_Goal:_
Look through the records below and collect all lines that hold the string "name".

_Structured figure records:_
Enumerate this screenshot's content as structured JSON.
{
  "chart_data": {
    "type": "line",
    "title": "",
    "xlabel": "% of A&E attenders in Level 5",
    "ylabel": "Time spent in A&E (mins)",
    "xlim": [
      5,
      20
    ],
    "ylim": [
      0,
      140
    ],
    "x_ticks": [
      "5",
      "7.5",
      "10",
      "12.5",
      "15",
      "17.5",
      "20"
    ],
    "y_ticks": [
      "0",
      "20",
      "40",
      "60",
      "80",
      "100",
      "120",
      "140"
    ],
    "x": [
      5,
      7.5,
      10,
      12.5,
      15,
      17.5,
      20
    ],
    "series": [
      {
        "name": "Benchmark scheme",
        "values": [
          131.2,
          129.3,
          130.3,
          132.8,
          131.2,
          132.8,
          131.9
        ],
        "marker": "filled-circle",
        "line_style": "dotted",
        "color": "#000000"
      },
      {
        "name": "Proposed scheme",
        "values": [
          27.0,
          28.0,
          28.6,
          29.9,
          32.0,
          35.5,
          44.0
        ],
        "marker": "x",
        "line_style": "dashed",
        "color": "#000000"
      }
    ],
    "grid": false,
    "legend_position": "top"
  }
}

_Result:_
        "name": "Benchmark scheme",
        "name": "Proposed scheme",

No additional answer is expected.